Requirement:
Render every entry verbatim.

Provided data:
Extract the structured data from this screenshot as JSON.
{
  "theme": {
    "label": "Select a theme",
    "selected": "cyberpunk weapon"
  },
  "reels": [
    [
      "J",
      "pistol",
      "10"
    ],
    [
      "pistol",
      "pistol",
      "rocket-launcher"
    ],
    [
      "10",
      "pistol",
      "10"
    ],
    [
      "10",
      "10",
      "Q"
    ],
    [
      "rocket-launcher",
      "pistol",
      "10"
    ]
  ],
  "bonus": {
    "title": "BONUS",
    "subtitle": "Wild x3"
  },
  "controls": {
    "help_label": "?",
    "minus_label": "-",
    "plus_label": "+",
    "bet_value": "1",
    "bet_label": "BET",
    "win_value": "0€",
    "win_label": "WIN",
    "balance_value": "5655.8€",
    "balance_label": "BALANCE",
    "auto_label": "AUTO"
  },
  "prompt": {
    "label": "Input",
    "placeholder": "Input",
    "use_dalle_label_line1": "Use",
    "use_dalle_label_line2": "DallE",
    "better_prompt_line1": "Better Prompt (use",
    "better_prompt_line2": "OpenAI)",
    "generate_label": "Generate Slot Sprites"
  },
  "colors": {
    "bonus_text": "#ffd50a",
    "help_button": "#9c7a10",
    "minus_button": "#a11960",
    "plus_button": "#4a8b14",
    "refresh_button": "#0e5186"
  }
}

Exercise response:
Extract the structured data from this screenshot as JSON.
{
  "theme": {
    "label": "Select a theme",
    "selected": "cyberpunk weapon"
  },
  "reels": [
    [
      "J",
      "pistol",
      "10"
    ],
    [
      "pistol",
      "pistol",
      "rocket-launcher"
    ],
    [
      "10",
      "pistol",
      "10"
    ],
    [
      "10",
      "10",
      "Q"
    ],
    [
      "rocket-launcher",
      "pistol",
      "10"
    ]
  ],
  "bonus": {
    "title": "BONUS",
    "subtitle": "Wild x3"
  },
  "controls": {
    "help_label": "?",
    "minus_label": "-",
    "plus_label": "+",
    "bet_value": "1",
    "bet_label": "BET",
    "win_value": "0€",
    "win_label": "WIN",
    "balance_value": "5655.8€",
    "balance_label": "BALANCE",
    "auto_label": "AUTO"
  },
  "prompt": {
    "label": "Input",
    "placeholder": "Input",
    "use_dalle_label_line1": "Use",
    "use_dalle_label_line2": "DallE",
    "better_prompt_line1": "Better Prompt (use",
    "better_prompt_line2": "OpenAI)",
    "generate_label": "Generate Slot Sprites"
  },
  "colors": {
    "bonus_text": "#ffd50a",
    "help_button": "#9c7a10",
    "minus_button": "#a11960",
    "plus_button": "#4a8b14",
    "refresh_button": "#0e5186"
  }
}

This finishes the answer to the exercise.